═════ Extracted material ═════
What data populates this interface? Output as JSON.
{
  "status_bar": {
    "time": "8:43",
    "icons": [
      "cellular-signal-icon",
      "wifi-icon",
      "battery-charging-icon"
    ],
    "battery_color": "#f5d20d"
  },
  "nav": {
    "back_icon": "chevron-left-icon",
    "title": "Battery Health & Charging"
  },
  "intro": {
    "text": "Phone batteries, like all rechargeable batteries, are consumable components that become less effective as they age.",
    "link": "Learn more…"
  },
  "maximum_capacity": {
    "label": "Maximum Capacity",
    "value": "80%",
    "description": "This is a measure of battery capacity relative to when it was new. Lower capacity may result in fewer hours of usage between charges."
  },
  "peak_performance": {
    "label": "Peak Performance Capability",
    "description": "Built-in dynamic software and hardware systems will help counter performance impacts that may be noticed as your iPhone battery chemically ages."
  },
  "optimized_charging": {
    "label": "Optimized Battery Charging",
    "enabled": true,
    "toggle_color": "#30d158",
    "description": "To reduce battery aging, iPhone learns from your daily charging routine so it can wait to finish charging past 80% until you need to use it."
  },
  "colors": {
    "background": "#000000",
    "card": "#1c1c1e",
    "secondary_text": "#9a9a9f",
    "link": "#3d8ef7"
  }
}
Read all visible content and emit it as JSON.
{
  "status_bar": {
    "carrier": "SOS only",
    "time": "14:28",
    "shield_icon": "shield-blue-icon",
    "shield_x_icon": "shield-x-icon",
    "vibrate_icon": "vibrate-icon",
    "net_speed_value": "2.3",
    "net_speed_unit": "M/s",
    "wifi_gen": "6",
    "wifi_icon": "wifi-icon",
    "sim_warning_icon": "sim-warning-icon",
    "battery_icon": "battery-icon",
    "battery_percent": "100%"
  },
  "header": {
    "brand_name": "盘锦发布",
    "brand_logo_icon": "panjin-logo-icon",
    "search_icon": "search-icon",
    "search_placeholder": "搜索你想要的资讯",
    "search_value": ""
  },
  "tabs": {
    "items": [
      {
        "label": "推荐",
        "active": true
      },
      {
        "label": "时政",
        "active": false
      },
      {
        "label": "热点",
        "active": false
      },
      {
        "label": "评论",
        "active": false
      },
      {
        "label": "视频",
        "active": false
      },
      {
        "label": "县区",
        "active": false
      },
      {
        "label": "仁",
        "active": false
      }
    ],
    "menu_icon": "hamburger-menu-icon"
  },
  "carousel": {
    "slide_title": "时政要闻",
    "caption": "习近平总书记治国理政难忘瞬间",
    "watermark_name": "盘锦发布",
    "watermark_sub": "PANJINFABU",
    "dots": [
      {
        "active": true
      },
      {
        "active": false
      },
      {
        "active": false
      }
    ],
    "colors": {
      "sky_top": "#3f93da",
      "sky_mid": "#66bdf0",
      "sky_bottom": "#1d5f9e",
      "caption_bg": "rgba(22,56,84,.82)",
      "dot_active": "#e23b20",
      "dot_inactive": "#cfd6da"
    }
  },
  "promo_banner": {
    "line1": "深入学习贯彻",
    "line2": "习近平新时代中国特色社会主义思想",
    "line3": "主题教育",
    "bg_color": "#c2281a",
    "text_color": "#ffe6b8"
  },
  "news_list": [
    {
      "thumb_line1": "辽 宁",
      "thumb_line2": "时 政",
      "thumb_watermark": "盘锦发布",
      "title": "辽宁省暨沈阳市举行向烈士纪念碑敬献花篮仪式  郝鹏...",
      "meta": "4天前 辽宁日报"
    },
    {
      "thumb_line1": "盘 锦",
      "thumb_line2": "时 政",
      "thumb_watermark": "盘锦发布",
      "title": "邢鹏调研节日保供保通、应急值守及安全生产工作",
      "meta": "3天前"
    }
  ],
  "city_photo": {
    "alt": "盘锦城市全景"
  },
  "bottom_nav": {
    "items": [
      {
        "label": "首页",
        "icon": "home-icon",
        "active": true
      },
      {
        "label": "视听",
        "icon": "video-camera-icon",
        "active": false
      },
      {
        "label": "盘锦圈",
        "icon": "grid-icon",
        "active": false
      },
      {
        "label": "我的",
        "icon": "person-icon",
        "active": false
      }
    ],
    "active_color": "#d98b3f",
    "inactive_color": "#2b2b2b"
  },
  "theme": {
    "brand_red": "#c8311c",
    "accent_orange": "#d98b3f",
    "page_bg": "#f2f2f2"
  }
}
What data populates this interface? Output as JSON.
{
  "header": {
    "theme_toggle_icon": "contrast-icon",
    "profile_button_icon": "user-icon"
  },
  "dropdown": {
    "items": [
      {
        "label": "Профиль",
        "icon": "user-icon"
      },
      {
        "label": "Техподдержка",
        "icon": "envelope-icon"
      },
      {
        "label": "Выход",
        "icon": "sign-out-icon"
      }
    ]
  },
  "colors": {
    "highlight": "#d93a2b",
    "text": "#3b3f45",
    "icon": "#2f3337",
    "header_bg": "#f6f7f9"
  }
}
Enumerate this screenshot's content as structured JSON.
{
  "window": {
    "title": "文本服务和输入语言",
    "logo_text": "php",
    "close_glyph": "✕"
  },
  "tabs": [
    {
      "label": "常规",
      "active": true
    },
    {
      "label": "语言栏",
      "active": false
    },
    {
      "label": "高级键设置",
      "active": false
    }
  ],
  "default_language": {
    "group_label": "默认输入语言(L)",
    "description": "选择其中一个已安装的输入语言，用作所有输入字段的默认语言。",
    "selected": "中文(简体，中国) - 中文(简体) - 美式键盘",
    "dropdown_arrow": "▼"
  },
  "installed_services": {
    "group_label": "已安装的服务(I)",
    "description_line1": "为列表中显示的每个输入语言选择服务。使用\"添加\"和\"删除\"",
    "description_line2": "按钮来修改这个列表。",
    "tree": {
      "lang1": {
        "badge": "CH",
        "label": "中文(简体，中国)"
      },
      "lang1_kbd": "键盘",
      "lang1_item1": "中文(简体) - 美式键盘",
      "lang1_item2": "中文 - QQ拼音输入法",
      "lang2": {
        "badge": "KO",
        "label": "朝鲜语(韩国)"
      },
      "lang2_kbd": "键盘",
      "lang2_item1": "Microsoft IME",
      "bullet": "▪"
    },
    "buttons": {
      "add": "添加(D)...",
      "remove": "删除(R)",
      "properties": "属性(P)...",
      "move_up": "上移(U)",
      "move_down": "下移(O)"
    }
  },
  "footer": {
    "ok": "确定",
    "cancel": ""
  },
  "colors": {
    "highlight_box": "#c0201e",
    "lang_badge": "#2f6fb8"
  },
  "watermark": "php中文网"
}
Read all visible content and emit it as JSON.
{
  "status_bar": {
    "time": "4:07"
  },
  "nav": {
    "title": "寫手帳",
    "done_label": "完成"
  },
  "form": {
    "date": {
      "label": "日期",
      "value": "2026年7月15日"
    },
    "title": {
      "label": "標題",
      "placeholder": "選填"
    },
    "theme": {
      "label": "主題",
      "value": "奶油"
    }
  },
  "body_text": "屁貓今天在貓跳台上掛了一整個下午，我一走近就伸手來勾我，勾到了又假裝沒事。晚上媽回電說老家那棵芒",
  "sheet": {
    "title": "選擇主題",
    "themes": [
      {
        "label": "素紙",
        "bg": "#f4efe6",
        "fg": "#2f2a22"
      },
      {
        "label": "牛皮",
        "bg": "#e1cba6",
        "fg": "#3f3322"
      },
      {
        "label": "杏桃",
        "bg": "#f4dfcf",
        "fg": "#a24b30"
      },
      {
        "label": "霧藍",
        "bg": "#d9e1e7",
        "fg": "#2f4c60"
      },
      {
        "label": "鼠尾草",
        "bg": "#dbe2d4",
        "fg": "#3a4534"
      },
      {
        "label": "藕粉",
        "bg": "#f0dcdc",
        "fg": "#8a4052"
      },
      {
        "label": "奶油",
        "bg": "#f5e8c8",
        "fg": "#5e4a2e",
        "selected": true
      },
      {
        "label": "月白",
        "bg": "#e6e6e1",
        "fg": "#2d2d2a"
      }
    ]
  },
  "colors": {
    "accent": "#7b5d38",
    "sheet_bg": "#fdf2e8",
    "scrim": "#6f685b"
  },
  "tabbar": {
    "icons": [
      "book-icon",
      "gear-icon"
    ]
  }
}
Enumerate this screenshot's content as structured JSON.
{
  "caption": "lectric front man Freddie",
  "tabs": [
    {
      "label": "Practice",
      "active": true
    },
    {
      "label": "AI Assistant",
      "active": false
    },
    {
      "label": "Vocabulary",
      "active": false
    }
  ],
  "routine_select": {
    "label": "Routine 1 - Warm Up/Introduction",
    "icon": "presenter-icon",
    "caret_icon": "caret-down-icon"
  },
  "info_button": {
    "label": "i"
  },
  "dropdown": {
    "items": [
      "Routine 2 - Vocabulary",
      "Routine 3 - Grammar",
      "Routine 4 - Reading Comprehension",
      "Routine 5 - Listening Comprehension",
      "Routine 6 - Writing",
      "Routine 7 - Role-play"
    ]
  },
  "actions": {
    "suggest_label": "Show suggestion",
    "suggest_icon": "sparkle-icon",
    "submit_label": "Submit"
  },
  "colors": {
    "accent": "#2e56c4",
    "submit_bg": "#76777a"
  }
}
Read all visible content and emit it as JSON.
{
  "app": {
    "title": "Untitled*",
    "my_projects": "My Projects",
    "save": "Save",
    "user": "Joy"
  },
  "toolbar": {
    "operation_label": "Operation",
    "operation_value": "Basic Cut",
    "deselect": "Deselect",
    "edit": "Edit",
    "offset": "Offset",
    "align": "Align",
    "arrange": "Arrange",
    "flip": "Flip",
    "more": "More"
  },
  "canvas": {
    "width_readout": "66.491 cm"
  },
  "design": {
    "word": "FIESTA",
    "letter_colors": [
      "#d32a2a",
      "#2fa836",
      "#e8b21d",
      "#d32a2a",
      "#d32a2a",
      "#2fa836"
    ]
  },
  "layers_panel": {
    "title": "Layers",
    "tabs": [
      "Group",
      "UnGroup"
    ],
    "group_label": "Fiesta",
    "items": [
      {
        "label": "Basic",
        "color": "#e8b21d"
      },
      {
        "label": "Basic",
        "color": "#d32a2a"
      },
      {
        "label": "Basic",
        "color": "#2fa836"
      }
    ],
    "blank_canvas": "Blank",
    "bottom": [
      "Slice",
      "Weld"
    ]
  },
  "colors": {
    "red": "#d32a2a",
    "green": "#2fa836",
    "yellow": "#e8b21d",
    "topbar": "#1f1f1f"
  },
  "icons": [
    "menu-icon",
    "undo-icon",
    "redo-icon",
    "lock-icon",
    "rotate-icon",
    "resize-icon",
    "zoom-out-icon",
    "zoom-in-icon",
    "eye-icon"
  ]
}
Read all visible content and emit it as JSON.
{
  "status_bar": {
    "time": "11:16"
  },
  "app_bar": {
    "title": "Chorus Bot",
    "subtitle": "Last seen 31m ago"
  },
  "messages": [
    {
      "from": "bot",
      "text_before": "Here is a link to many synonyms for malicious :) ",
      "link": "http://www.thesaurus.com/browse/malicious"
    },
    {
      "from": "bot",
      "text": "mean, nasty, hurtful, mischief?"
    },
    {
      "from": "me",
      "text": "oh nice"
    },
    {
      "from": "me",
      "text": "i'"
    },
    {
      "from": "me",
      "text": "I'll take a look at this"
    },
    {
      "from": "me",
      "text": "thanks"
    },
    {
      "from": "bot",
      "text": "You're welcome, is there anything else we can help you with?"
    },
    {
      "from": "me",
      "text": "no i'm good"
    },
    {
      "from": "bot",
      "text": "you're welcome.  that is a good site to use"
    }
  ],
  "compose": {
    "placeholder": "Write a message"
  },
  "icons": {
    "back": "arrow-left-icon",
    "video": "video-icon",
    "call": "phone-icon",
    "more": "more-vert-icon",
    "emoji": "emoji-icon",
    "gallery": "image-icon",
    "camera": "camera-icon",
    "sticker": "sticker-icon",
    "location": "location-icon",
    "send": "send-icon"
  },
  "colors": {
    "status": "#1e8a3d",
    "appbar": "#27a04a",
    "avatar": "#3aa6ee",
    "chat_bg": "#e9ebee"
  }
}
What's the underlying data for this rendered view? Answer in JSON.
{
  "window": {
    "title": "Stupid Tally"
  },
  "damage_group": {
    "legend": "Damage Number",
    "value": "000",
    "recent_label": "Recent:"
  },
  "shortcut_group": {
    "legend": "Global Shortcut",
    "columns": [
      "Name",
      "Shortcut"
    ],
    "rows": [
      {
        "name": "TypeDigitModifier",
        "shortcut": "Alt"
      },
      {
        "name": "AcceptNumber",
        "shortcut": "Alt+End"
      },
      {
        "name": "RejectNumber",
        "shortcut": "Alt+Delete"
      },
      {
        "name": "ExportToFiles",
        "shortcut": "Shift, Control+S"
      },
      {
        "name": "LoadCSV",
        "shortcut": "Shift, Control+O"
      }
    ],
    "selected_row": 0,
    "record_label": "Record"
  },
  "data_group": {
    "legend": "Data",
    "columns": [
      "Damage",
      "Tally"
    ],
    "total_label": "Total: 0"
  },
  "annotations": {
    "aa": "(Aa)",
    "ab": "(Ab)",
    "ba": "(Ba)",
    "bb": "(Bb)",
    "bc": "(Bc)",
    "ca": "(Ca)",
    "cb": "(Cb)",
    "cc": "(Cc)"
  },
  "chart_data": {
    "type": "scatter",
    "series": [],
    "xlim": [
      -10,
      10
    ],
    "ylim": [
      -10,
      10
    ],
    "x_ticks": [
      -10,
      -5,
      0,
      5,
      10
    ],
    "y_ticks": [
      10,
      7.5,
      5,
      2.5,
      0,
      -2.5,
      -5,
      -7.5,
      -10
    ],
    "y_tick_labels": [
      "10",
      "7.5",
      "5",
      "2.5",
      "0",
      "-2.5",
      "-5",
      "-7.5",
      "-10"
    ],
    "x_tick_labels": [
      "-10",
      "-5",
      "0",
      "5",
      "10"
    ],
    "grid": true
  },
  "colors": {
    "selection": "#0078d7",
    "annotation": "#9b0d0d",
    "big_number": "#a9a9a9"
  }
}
═════
Requirement
Tally the lines above that contain the word "Comprehension", and reply with only the number.

Output for this task
2